_WHAT YOU WILL DO_
Copy every record word for word.

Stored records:
%%

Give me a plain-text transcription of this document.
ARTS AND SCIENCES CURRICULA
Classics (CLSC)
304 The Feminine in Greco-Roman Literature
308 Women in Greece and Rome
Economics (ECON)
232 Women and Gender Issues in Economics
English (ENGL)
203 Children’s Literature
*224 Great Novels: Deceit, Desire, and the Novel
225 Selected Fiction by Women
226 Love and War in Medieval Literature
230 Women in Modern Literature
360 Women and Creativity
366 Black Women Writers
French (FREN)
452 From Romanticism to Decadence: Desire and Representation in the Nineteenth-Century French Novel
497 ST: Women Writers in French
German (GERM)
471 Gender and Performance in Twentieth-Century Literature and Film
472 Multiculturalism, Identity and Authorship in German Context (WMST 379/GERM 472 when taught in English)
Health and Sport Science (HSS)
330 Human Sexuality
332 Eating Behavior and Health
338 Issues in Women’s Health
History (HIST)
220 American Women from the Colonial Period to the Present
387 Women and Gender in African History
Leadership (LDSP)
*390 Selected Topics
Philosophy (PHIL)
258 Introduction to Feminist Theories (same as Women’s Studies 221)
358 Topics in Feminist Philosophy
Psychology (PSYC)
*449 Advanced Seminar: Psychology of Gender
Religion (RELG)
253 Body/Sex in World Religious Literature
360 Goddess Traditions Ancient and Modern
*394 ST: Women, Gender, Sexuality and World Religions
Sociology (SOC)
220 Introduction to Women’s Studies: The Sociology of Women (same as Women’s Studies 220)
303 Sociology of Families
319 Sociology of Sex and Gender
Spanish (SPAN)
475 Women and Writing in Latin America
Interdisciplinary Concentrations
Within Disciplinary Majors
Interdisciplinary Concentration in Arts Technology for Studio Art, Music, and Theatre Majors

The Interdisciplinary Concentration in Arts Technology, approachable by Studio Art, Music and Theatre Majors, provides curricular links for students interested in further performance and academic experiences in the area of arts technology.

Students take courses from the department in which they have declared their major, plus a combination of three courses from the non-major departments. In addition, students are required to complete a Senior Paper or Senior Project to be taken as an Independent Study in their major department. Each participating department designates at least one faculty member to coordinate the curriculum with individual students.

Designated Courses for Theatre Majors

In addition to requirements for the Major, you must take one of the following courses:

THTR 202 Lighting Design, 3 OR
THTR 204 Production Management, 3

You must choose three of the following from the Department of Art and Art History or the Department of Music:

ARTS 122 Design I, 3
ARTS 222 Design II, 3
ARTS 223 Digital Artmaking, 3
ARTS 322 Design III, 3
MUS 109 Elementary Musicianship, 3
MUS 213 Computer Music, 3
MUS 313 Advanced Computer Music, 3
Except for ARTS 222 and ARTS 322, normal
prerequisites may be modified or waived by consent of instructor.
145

%%

_FINISHED EXERCISE_
Give me a plain-text transcription of this document.
ARTS AND SCIENCES CURRICULA
Classics (CLSC)
304 The Feminine in Greco-Roman Literature
308 Women in Greece and Rome
Economics (ECON)
232 Women and Gender Issues in Economics
English (ENGL)
203 Children’s Literature
*224 Great Novels: Deceit, Desire, and the Novel
225 Selected Fiction by Women
226 Love and War in Medieval Literature
230 Women in Modern Literature
360 Women and Creativity
366 Black Women Writers
French (FREN)
452 From Romanticism to Decadence: Desire and Representation in the Nineteenth-Century French Novel
497 ST: Women Writers in French
German (GERM)
471 Gender and Performance in Twentieth-Century Literature and Film
472 Multiculturalism, Identity and Authorship in German Context (WMST 379/GERM 472 when taught in English)
Health and Sport Science (HSS)
330 Human Sexuality
332 Eating Behavior and Health
338 Issues in Women’s Health
History (HIST)
220 American Women from the Colonial Period to the Present
387 Women and Gender in African History
Leadership (LDSP)
*390 Selected Topics
Philosophy (PHIL)
258 Introduction to Feminist Theories (same as Women’s Studies 221)
358 Topics in Feminist Philosophy
Psychology (PSYC)
*449 Advanced Seminar: Psychology of Gender
Religion (RELG)
253 Body/Sex in World Religious Literature
360 Goddess Traditions Ancient and Modern
*394 ST: Women, Gender, Sexuality and World Religions
Sociology (SOC)
220 Introduction to Women’s Studies: The Sociology of Women (same as Women’s Studies 220)
303 Sociology of Families
319 Sociology of Sex and Gender
Spanish (SPAN)
475 Women and Writing in Latin America
Interdisciplinary Concentrations
Within Disciplinary Majors
Interdisciplinary Concentration in Arts Technology for Studio Art, Music, and Theatre Majors

The Interdisciplinary Concentration in Arts Technology, approachable by Studio Art, Music and Theatre Majors, provides curricular links for students interested in further performance and academic experiences in the area of arts technology.

Students take courses from the department in which they have declared their major, plus a combination of three courses from the non-major departments. In addition, students are required to complete a Senior Paper or Senior Project to be taken as an Independent Study in their major department. Each participating department designates at least one faculty member to coordinate the curriculum with individual students.

Designated Courses for Theatre Majors

In addition to requirements for the Major, you must take one of the following courses:

THTR 202 Lighting Design, 3 OR
THTR 204 Production Management, 3

You must choose three of the following from the Department of Art and Art History or the Department of Music:

ARTS 122 Design I, 3
ARTS 222 Design II, 3
ARTS 223 Digital Artmaking, 3
ARTS 322 Design III, 3
MUS 109 Elementary Musicianship, 3
MUS 213 Computer Music, 3
MUS 313 Advanced Computer Music, 3
Except for ARTS 222 and ARTS 322, normal
prerequisites may be modified or waived by consent of instructor.
145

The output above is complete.